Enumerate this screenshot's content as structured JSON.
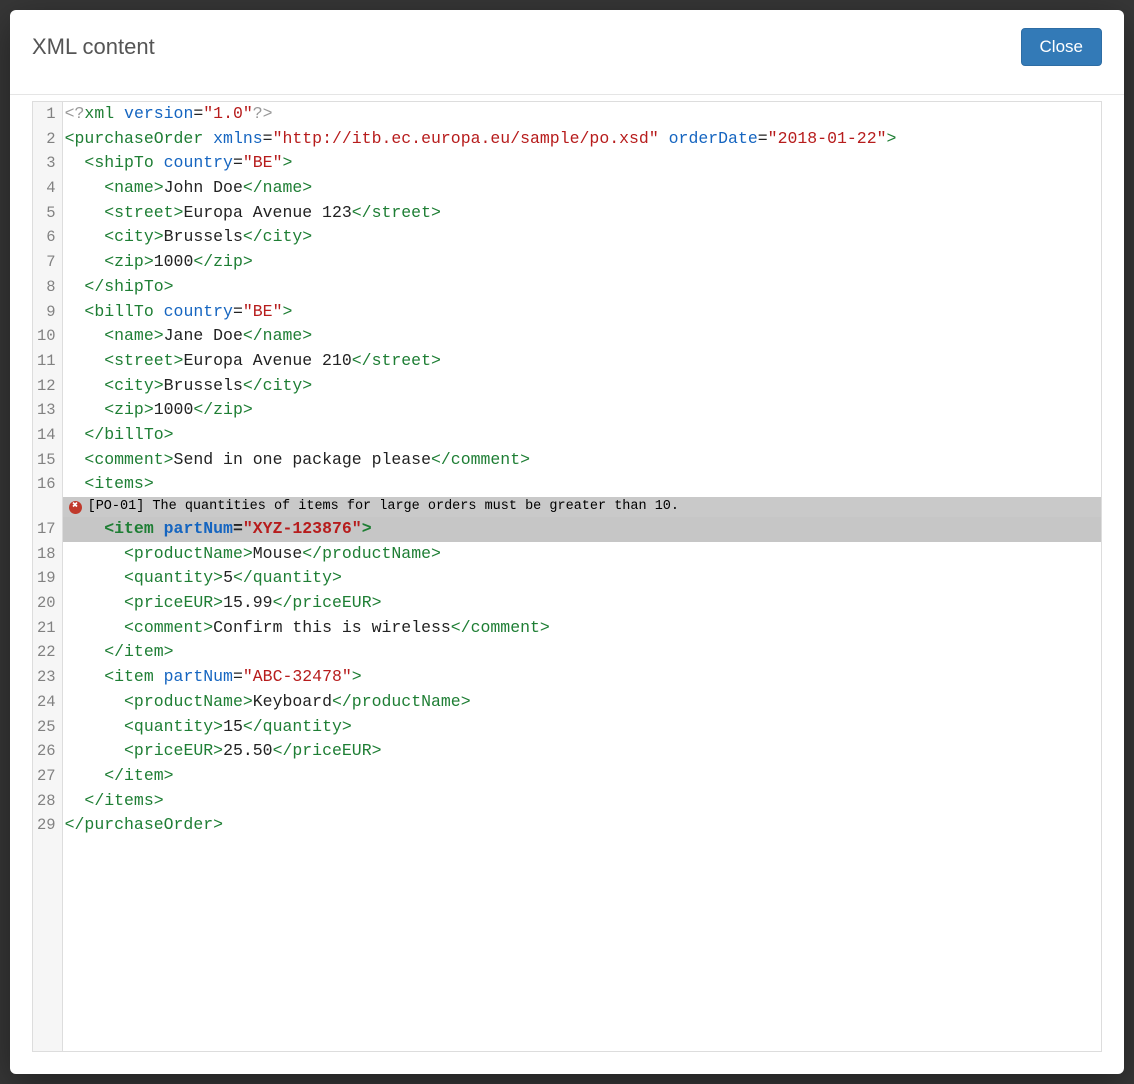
{
  "modal": {
    "title": "XML content",
    "close_label": "Close"
  },
  "annotation": {
    "line_number": 17,
    "text": "[PO-01] The quantities of items for large orders must be greater than 10."
  },
  "xml_data": {
    "xml_declaration": "<?xml version=\"1.0\"?>",
    "root": "purchaseOrder",
    "namespace": "http://itb.ec.europa.eu/sample/po.xsd",
    "orderDate": "2018-01-22",
    "shipTo": {
      "country": "BE",
      "name": "John Doe",
      "street": "Europa Avenue 123",
      "city": "Brussels",
      "zip": "1000"
    },
    "billTo": {
      "country": "BE",
      "name": "Jane Doe",
      "street": "Europa Avenue 210",
      "city": "Brussels",
      "zip": "1000"
    },
    "comment": "Send in one package please",
    "items": [
      {
        "partNum": "XYZ-123876",
        "productName": "Mouse",
        "quantity": "5",
        "priceEUR": "15.99",
        "comment": "Confirm this is wireless"
      },
      {
        "partNum": "ABC-32478",
        "productName": "Keyboard",
        "quantity": "15",
        "priceEUR": "25.50"
      }
    ]
  },
  "lines": [
    {
      "n": 1,
      "tokens": [
        [
          "dim",
          "<?"
        ],
        [
          "tag",
          "xml"
        ],
        [
          "txt",
          " "
        ],
        [
          "attr",
          "version"
        ],
        [
          "txt",
          "="
        ],
        [
          "str",
          "\"1.0\""
        ],
        [
          "dim",
          "?>"
        ]
      ]
    },
    {
      "n": 2,
      "tokens": [
        [
          "tag",
          "<purchaseOrder"
        ],
        [
          "txt",
          " "
        ],
        [
          "attr",
          "xmlns"
        ],
        [
          "txt",
          "="
        ],
        [
          "str",
          "\"http://itb.ec.europa.eu/sample/po.xsd\""
        ],
        [
          "txt",
          " "
        ],
        [
          "attr",
          "orderDate"
        ],
        [
          "txt",
          "="
        ],
        [
          "str",
          "\"2018-01-22\""
        ],
        [
          "tag",
          ">"
        ]
      ]
    },
    {
      "n": 3,
      "tokens": [
        [
          "txt",
          "  "
        ],
        [
          "tag",
          "<shipTo"
        ],
        [
          "txt",
          " "
        ],
        [
          "attr",
          "country"
        ],
        [
          "txt",
          "="
        ],
        [
          "str",
          "\"BE\""
        ],
        [
          "tag",
          ">"
        ]
      ]
    },
    {
      "n": 4,
      "tokens": [
        [
          "txt",
          "    "
        ],
        [
          "tag",
          "<name>"
        ],
        [
          "txt",
          "John Doe"
        ],
        [
          "tag",
          "</name>"
        ]
      ]
    },
    {
      "n": 5,
      "tokens": [
        [
          "txt",
          "    "
        ],
        [
          "tag",
          "<street>"
        ],
        [
          "txt",
          "Europa Avenue 123"
        ],
        [
          "tag",
          "</street>"
        ]
      ]
    },
    {
      "n": 6,
      "tokens": [
        [
          "txt",
          "    "
        ],
        [
          "tag",
          "<city>"
        ],
        [
          "txt",
          "Brussels"
        ],
        [
          "tag",
          "</city>"
        ]
      ]
    },
    {
      "n": 7,
      "tokens": [
        [
          "txt",
          "    "
        ],
        [
          "tag",
          "<zip>"
        ],
        [
          "txt",
          "1000"
        ],
        [
          "tag",
          "</zip>"
        ]
      ]
    },
    {
      "n": 8,
      "tokens": [
        [
          "txt",
          "  "
        ],
        [
          "tag",
          "</shipTo>"
        ]
      ]
    },
    {
      "n": 9,
      "tokens": [
        [
          "txt",
          "  "
        ],
        [
          "tag",
          "<billTo"
        ],
        [
          "txt",
          " "
        ],
        [
          "attr",
          "country"
        ],
        [
          "txt",
          "="
        ],
        [
          "str",
          "\"BE\""
        ],
        [
          "tag",
          ">"
        ]
      ]
    },
    {
      "n": 10,
      "tokens": [
        [
          "txt",
          "    "
        ],
        [
          "tag",
          "<name>"
        ],
        [
          "txt",
          "Jane Doe"
        ],
        [
          "tag",
          "</name>"
        ]
      ]
    },
    {
      "n": 11,
      "tokens": [
        [
          "txt",
          "    "
        ],
        [
          "tag",
          "<street>"
        ],
        [
          "txt",
          "Europa Avenue 210"
        ],
        [
          "tag",
          "</street>"
        ]
      ]
    },
    {
      "n": 12,
      "tokens": [
        [
          "txt",
          "    "
        ],
        [
          "tag",
          "<city>"
        ],
        [
          "txt",
          "Brussels"
        ],
        [
          "tag",
          "</city>"
        ]
      ]
    },
    {
      "n": 13,
      "tokens": [
        [
          "txt",
          "    "
        ],
        [
          "tag",
          "<zip>"
        ],
        [
          "txt",
          "1000"
        ],
        [
          "tag",
          "</zip>"
        ]
      ]
    },
    {
      "n": 14,
      "tokens": [
        [
          "txt",
          "  "
        ],
        [
          "tag",
          "</billTo>"
        ]
      ]
    },
    {
      "n": 15,
      "tokens": [
        [
          "txt",
          "  "
        ],
        [
          "tag",
          "<comment>"
        ],
        [
          "txt",
          "Send in one package please"
        ],
        [
          "tag",
          "</comment>"
        ]
      ]
    },
    {
      "n": 16,
      "tokens": [
        [
          "txt",
          "  "
        ],
        [
          "tag",
          "<items>"
        ]
      ]
    },
    {
      "n": 17,
      "hl": true,
      "tokens": [
        [
          "txt",
          "    "
        ],
        [
          "tag",
          "<item"
        ],
        [
          "txt",
          " "
        ],
        [
          "attr",
          "partNum"
        ],
        [
          "txt",
          "="
        ],
        [
          "str",
          "\"XYZ-123876\""
        ],
        [
          "tag",
          ">"
        ]
      ]
    },
    {
      "n": 18,
      "tokens": [
        [
          "txt",
          "      "
        ],
        [
          "tag",
          "<productName>"
        ],
        [
          "txt",
          "Mouse"
        ],
        [
          "tag",
          "</productName>"
        ]
      ]
    },
    {
      "n": 19,
      "tokens": [
        [
          "txt",
          "      "
        ],
        [
          "tag",
          "<quantity>"
        ],
        [
          "txt",
          "5"
        ],
        [
          "tag",
          "</quantity>"
        ]
      ]
    },
    {
      "n": 20,
      "tokens": [
        [
          "txt",
          "      "
        ],
        [
          "tag",
          "<priceEUR>"
        ],
        [
          "txt",
          "15.99"
        ],
        [
          "tag",
          "</priceEUR>"
        ]
      ]
    },
    {
      "n": 21,
      "tokens": [
        [
          "txt",
          "      "
        ],
        [
          "tag",
          "<comment>"
        ],
        [
          "txt",
          "Confirm this is wireless"
        ],
        [
          "tag",
          "</comment>"
        ]
      ]
    },
    {
      "n": 22,
      "tokens": [
        [
          "txt",
          "    "
        ],
        [
          "tag",
          "</item>"
        ]
      ]
    },
    {
      "n": 23,
      "tokens": [
        [
          "txt",
          "    "
        ],
        [
          "tag",
          "<item"
        ],
        [
          "txt",
          " "
        ],
        [
          "attr",
          "partNum"
        ],
        [
          "txt",
          "="
        ],
        [
          "str",
          "\"ABC-32478\""
        ],
        [
          "tag",
          ">"
        ]
      ]
    },
    {
      "n": 24,
      "tokens": [
        [
          "txt",
          "      "
        ],
        [
          "tag",
          "<productName>"
        ],
        [
          "txt",
          "Keyboard"
        ],
        [
          "tag",
          "</productName>"
        ]
      ]
    },
    {
      "n": 25,
      "tokens": [
        [
          "txt",
          "      "
        ],
        [
          "tag",
          "<quantity>"
        ],
        [
          "txt",
          "15"
        ],
        [
          "tag",
          "</quantity>"
        ]
      ]
    },
    {
      "n": 26,
      "tokens": [
        [
          "txt",
          "      "
        ],
        [
          "tag",
          "<priceEUR>"
        ],
        [
          "txt",
          "25.50"
        ],
        [
          "tag",
          "</priceEUR>"
        ]
      ]
    },
    {
      "n": 27,
      "tokens": [
        [
          "txt",
          "    "
        ],
        [
          "tag",
          "</item>"
        ]
      ]
    },
    {
      "n": 28,
      "tokens": [
        [
          "txt",
          "  "
        ],
        [
          "tag",
          "</items>"
        ]
      ]
    },
    {
      "n": 29,
      "tokens": [
        [
          "tag",
          "</purchaseOrder>"
        ]
      ]
    }
  ]
}
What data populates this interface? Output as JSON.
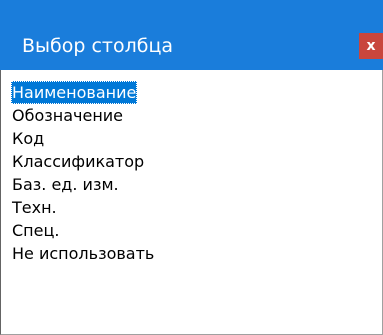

* **The request**: Identify and extract each line of the listing that contains "Confirm".

* **Complete output**:
        "comment": "Confirm this is wireless"
          "Confirm this is wireless"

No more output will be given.